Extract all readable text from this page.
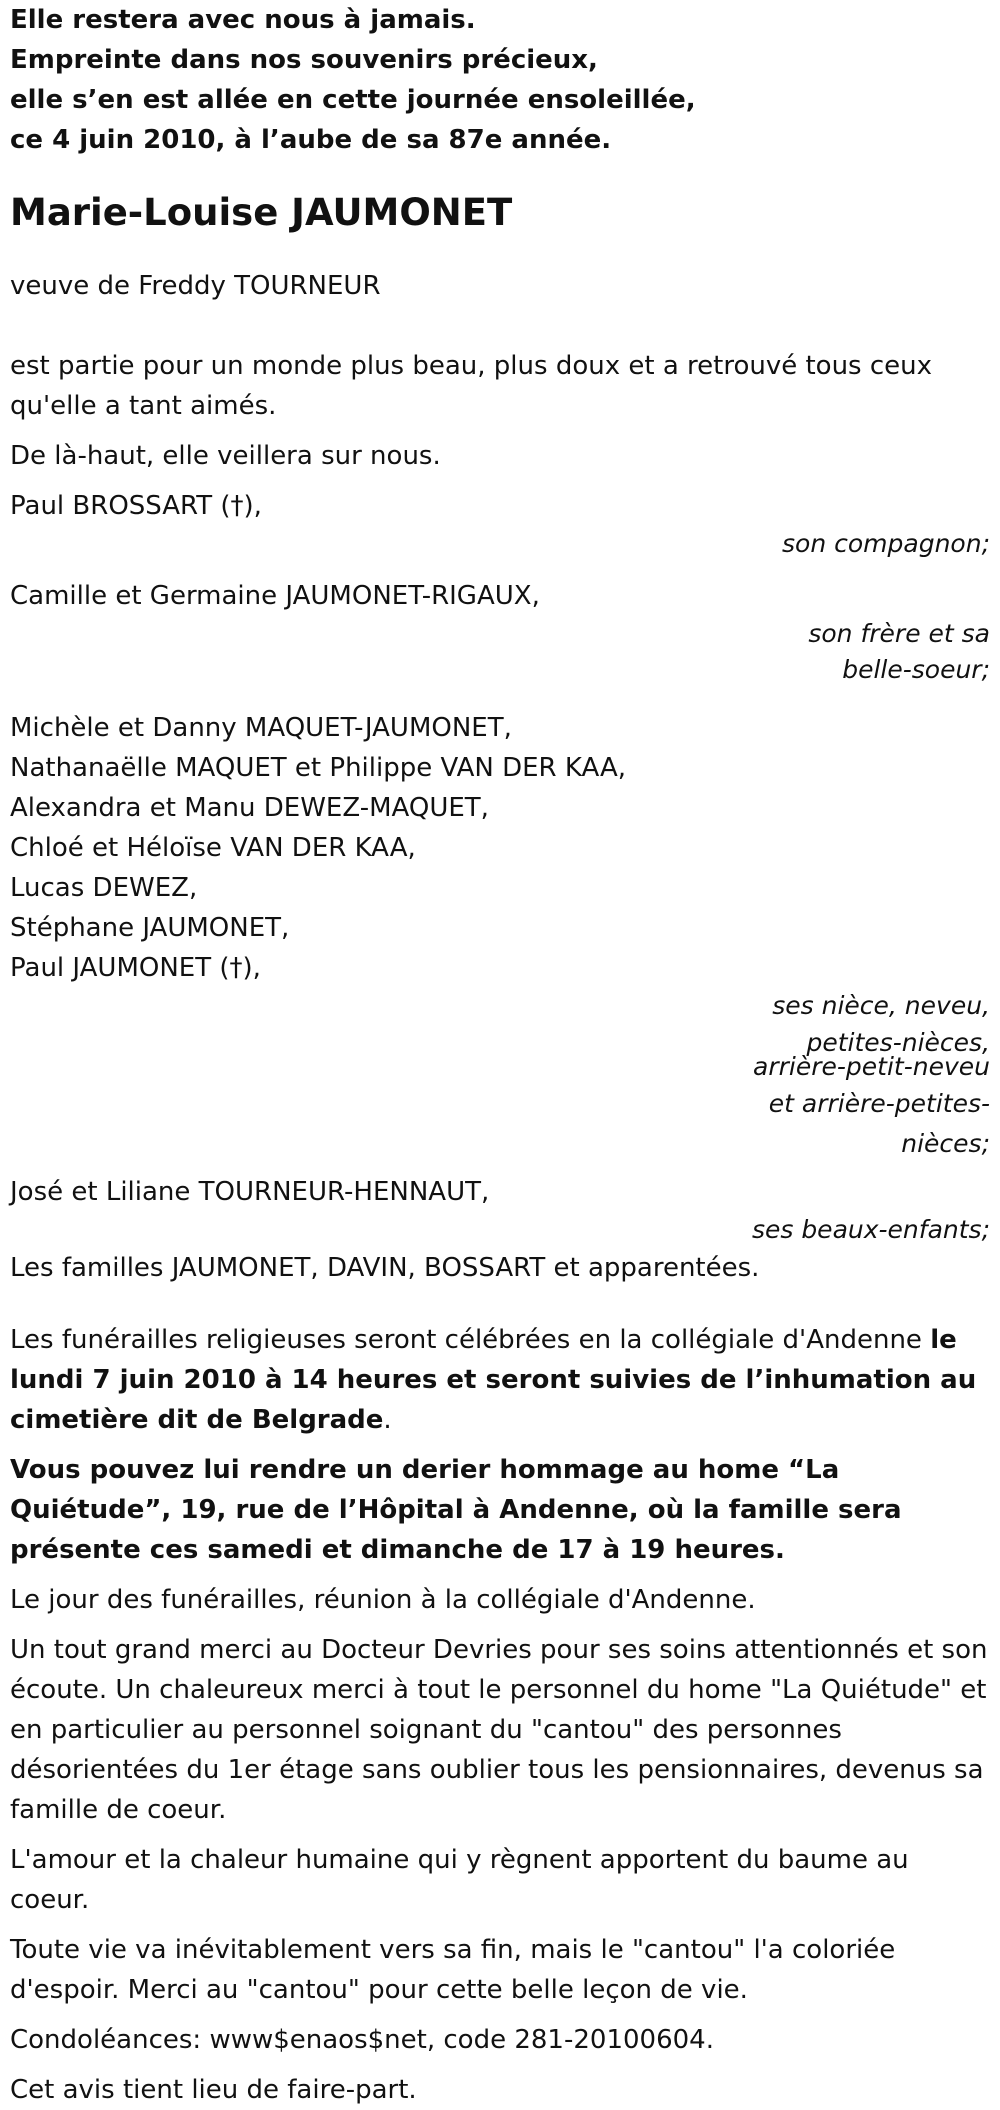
Elle restera avec nous à jamais.

Empreinte dans nos souvenirs précieux,

elle s’en est allée en cette journée ensoleillée,

ce 4 juin 2010, à l’aube de sa 87e année.

Marie-Louise JAUMONET

veuve de Freddy TOURNEUR

est partie pour un monde plus beau, plus doux et a retrouvé tous ceux qu'elle a tant aimés.

De là-haut, elle veillera sur nous.

Paul BROSSART (†),

son compagnon;

Camille et Germaine JAUMONET-RIGAUX,

son frère et sa

belle-soeur;

Michèle et Danny MAQUET-JAUMONET,

Nathanaëlle MAQUET et Philippe VAN DER KAA,

Alexandra et Manu DEWEZ-MAQUET,

Chloé et Héloïse VAN DER KAA,

Lucas DEWEZ,

Stéphane JAUMONET,

Paul JAUMONET (†),

ses nièce, neveu,

petites-nièces,

arrière-petit-neveu

et arrière-petites-

nièces;

José et Liliane TOURNEUR-HENNAUT,

ses beaux-enfants;

Les familles JAUMONET, DAVIN, BOSSART et apparentées.

Les funérailles religieuses seront célébrées en la collégiale d'Andenne le lundi 7 juin 2010 à 14 heures et seront suivies de l’inhumation au cimetière dit de Belgrade.

Vous pouvez lui rendre un derier hommage au home “La Quiétude”, 19, rue de l’Hôpital à Andenne, où la famille sera présente ces samedi et dimanche de 17 à 19 heures.

Le jour des funérailles, réunion à la collégiale d'Andenne.

Un tout grand merci au Docteur Devries pour ses soins attentionnés et son écoute. Un chaleureux merci à tout le personnel du home "La Quiétude" et en particulier au personnel soignant du "cantou" des personnes désorientées du 1er étage sans oublier tous les pensionnaires, devenus sa famille de coeur.

L'amour et la chaleur humaine qui y règnent apportent du baume au coeur.

Toute vie va inévitablement vers sa fin, mais le "cantou" l'a coloriée d'espoir. Merci au "cantou" pour cette belle leçon de vie.

Condoléances: www$enaos$net, code 281-20100604.

Cet avis tient lieu de faire-part.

---

### Problem details
Quote the full listing above word for word; exclude every picture from the copy.

### Response
Extract all readable text from this page.
Elle restera avec nous à jamais.

Empreinte dans nos souvenirs précieux,

elle s’en est allée en cette journée ensoleillée,

ce 4 juin 2010, à l’aube de sa 87e année.

Marie-Louise JAUMONET

veuve de Freddy TOURNEUR

est partie pour un monde plus beau, plus doux et a retrouvé tous ceux qu'elle a tant aimés.

De là-haut, elle veillera sur nous.

Paul BROSSART (†),

son compagnon;

Camille et Germaine JAUMONET-RIGAUX,

son frère et sa

belle-soeur;

Michèle et Danny MAQUET-JAUMONET,

Nathanaëlle MAQUET et Philippe VAN DER KAA,

Alexandra et Manu DEWEZ-MAQUET,

Chloé et Héloïse VAN DER KAA,

Lucas DEWEZ,

Stéphane JAUMONET,

Paul JAUMONET (†),

ses nièce, neveu,

petites-nièces,

arrière-petit-neveu

et arrière-petites-

nièces;

José et Liliane TOURNEUR-HENNAUT,

ses beaux-enfants;

Les familles JAUMONET, DAVIN, BOSSART et apparentées.

Les funérailles religieuses seront célébrées en la collégiale d'Andenne le lundi 7 juin 2010 à 14 heures et seront suivies de l’inhumation au cimetière dit de Belgrade.

Vous pouvez lui rendre un derier hommage au home “La Quiétude”, 19, rue de l’Hôpital à Andenne, où la famille sera présente ces samedi et dimanche de 17 à 19 heures.

Le jour des funérailles, réunion à la collégiale d'Andenne.

Un tout grand merci au Docteur Devries pour ses soins attentionnés et son écoute. Un chaleureux merci à tout le personnel du home "La Quiétude" et en particulier au personnel soignant du "cantou" des personnes désorientées du 1er étage sans oublier tous les pensionnaires, devenus sa famille de coeur.

L'amour et la chaleur humaine qui y règnent apportent du baume au coeur.

Toute vie va inévitablement vers sa fin, mais le "cantou" l'a coloriée d'espoir. Merci au "cantou" pour cette belle leçon de vie.

Condoléances: www$enaos$net, code 281-20100604.

Cet avis tient lieu de faire-part.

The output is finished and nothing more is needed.